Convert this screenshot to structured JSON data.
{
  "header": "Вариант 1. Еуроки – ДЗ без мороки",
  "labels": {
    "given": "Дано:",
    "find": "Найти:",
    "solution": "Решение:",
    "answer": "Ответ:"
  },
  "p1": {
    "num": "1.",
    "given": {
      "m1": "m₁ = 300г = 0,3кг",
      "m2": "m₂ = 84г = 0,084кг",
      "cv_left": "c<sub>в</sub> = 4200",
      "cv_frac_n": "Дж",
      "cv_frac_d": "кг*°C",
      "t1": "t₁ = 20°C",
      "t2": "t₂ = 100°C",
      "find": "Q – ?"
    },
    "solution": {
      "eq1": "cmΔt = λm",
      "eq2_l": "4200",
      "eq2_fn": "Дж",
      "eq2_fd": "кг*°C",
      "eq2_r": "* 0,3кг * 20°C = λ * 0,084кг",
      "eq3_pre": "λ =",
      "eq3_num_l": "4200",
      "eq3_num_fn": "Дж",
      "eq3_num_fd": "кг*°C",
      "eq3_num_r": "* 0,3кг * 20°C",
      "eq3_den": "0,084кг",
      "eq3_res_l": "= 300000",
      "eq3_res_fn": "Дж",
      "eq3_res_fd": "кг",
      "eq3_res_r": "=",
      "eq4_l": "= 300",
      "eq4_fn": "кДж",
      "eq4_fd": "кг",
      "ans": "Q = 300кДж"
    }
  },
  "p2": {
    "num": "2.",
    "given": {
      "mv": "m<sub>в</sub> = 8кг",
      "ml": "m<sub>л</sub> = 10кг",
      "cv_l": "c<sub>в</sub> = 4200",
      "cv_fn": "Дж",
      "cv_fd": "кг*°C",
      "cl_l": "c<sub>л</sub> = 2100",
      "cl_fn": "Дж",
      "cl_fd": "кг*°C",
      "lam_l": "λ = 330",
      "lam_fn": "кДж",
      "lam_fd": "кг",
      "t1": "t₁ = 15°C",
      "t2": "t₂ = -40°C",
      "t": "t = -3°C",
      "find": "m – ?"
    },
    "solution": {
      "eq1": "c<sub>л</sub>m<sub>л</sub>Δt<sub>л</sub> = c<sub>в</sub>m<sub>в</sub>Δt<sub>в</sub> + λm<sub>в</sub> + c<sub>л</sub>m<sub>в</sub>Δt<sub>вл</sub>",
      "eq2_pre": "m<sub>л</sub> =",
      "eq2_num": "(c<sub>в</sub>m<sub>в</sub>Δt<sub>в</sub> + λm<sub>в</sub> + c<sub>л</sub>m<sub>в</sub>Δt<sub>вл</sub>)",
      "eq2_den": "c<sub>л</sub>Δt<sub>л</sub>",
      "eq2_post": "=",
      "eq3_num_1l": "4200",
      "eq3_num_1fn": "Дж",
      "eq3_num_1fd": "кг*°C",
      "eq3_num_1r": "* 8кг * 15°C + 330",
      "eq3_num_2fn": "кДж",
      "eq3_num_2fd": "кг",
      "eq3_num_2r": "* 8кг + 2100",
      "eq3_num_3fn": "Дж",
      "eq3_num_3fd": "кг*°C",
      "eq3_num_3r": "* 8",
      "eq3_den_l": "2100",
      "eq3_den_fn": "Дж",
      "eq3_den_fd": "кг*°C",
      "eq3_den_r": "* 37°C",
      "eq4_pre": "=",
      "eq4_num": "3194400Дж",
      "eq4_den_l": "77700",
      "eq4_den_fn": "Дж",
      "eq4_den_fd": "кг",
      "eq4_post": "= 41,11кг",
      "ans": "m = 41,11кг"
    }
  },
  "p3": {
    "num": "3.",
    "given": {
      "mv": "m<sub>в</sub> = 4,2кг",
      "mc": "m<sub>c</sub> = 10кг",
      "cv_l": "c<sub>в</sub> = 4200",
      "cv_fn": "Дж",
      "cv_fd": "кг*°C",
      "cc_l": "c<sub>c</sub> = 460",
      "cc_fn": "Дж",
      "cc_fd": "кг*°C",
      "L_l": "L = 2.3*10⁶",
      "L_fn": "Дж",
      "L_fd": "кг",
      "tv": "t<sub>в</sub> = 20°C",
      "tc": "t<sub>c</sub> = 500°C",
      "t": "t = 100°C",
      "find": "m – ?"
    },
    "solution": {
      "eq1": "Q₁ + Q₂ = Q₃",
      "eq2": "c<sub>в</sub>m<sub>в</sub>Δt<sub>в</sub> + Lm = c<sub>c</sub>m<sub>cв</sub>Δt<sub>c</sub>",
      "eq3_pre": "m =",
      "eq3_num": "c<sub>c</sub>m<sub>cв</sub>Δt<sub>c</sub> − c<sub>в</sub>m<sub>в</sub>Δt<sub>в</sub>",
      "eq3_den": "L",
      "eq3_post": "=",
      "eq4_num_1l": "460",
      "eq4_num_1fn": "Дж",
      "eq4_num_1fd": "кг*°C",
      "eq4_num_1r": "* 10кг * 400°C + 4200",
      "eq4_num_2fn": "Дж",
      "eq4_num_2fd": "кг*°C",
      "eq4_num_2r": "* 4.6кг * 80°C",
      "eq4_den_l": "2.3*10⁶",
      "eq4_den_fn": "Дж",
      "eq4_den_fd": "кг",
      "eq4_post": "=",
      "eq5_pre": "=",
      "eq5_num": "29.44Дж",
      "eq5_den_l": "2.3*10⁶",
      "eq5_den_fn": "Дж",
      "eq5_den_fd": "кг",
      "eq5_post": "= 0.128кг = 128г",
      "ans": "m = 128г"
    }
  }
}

* * * * *

* _Task prompt_: Go through the listing and copy all of it exactly.

* _Written solution_:
Convert this screenshot to structured JSON data.
{
  "header": "Вариант 1. Еуроки – ДЗ без мороки",
  "labels": {
    "given": "Дано:",
    "find": "Найти:",
    "solution": "Решение:",
    "answer": "Ответ:"
  },
  "p1": {
    "num": "1.",
    "given": {
      "m1": "m₁ = 300г = 0,3кг",
      "m2": "m₂ = 84г = 0,084кг",
      "cv_left": "c<sub>в</sub> = 4200",
      "cv_frac_n": "Дж",
      "cv_frac_d": "кг*°C",
      "t1": "t₁ = 20°C",
      "t2": "t₂ = 100°C",
      "find": "Q – ?"
    },
    "solution": {
      "eq1": "cmΔt = λm",
      "eq2_l": "4200",
      "eq2_fn": "Дж",
      "eq2_fd": "кг*°C",
      "eq2_r": "* 0,3кг * 20°C = λ * 0,084кг",
      "eq3_pre": "λ =",
      "eq3_num_l": "4200",
      "eq3_num_fn": "Дж",
      "eq3_num_fd": "кг*°C",
      "eq3_num_r": "* 0,3кг * 20°C",
      "eq3_den": "0,084кг",
      "eq3_res_l": "= 300000",
      "eq3_res_fn": "Дж",
      "eq3_res_fd": "кг",
      "eq3_res_r": "=",
      "eq4_l": "= 300",
      "eq4_fn": "кДж",
      "eq4_fd": "кг",
      "ans": "Q = 300кДж"
    }
  },
  "p2": {
    "num": "2.",
    "given": {
      "mv": "m<sub>в</sub> = 8кг",
      "ml": "m<sub>л</sub> = 10кг",
      "cv_l": "c<sub>в</sub> = 4200",
      "cv_fn": "Дж",
      "cv_fd": "кг*°C",
      "cl_l": "c<sub>л</sub> = 2100",
      "cl_fn": "Дж",
      "cl_fd": "кг*°C",
      "lam_l": "λ = 330",
      "lam_fn": "кДж",
      "lam_fd": "кг",
      "t1": "t₁ = 15°C",
      "t2": "t₂ = -40°C",
      "t": "t = -3°C",
      "find": "m – ?"
    },
    "solution": {
      "eq1": "c<sub>л</sub>m<sub>л</sub>Δt<sub>л</sub> = c<sub>в</sub>m<sub>в</sub>Δt<sub>в</sub> + λm<sub>в</sub> + c<sub>л</sub>m<sub>в</sub>Δt<sub>вл</sub>",
      "eq2_pre": "m<sub>л</sub> =",
      "eq2_num": "(c<sub>в</sub>m<sub>в</sub>Δt<sub>в</sub> + λm<sub>в</sub> + c<sub>л</sub>m<sub>в</sub>Δt<sub>вл</sub>)",
      "eq2_den": "c<sub>л</sub>Δt<sub>л</sub>",
      "eq2_post": "=",
      "eq3_num_1l": "4200",
      "eq3_num_1fn": "Дж",
      "eq3_num_1fd": "кг*°C",
      "eq3_num_1r": "* 8кг * 15°C + 330",
      "eq3_num_2fn": "кДж",
      "eq3_num_2fd": "кг",
      "eq3_num_2r": "* 8кг + 2100",
      "eq3_num_3fn": "Дж",
      "eq3_num_3fd": "кг*°C",
      "eq3_num_3r": "* 8",
      "eq3_den_l": "2100",
      "eq3_den_fn": "Дж",
      "eq3_den_fd": "кг*°C",
      "eq3_den_r": "* 37°C",
      "eq4_pre": "=",
      "eq4_num": "3194400Дж",
      "eq4_den_l": "77700",
      "eq4_den_fn": "Дж",
      "eq4_den_fd": "кг",
      "eq4_post": "= 41,11кг",
      "ans": "m = 41,11кг"
    }
  },
  "p3": {
    "num": "3.",
    "given": {
      "mv": "m<sub>в</sub> = 4,2кг",
      "mc": "m<sub>c</sub> = 10кг",
      "cv_l": "c<sub>в</sub> = 4200",
      "cv_fn": "Дж",
      "cv_fd": "кг*°C",
      "cc_l": "c<sub>c</sub> = 460",
      "cc_fn": "Дж",
      "cc_fd": "кг*°C",
      "L_l": "L = 2.3*10⁶",
      "L_fn": "Дж",
      "L_fd": "кг",
      "tv": "t<sub>в</sub> = 20°C",
      "tc": "t<sub>c</sub> = 500°C",
      "t": "t = 100°C",
      "find": "m – ?"
    },
    "solution": {
      "eq1": "Q₁ + Q₂ = Q₃",
      "eq2": "c<sub>в</sub>m<sub>в</sub>Δt<sub>в</sub> + Lm = c<sub>c</sub>m<sub>cв</sub>Δt<sub>c</sub>",
      "eq3_pre": "m =",
      "eq3_num": "c<sub>c</sub>m<sub>cв</sub>Δt<sub>c</sub> − c<sub>в</sub>m<sub>в</sub>Δt<sub>в</sub>",
      "eq3_den": "L",
      "eq3_post": "=",
      "eq4_num_1l": "460",
      "eq4_num_1fn": "Дж",
      "eq4_num_1fd": "кг*°C",
      "eq4_num_1r": "* 10кг * 400°C + 4200",
      "eq4_num_2fn": "Дж",
      "eq4_num_2fd": "кг*°C",
      "eq4_num_2r": "* 4.6кг * 80°C",
      "eq4_den_l": "2.3*10⁶",
      "eq4_den_fn": "Дж",
      "eq4_den_fd": "кг",
      "eq4_post": "=",
      "eq5_pre": "=",
      "eq5_num": "29.44Дж",
      "eq5_den_l": "2.3*10⁶",
      "eq5_den_fn": "Дж",
      "eq5_den_fd": "кг",
      "eq5_post": "= 0.128кг = 128г",
      "ans": "m = 128г"
    }
  }
}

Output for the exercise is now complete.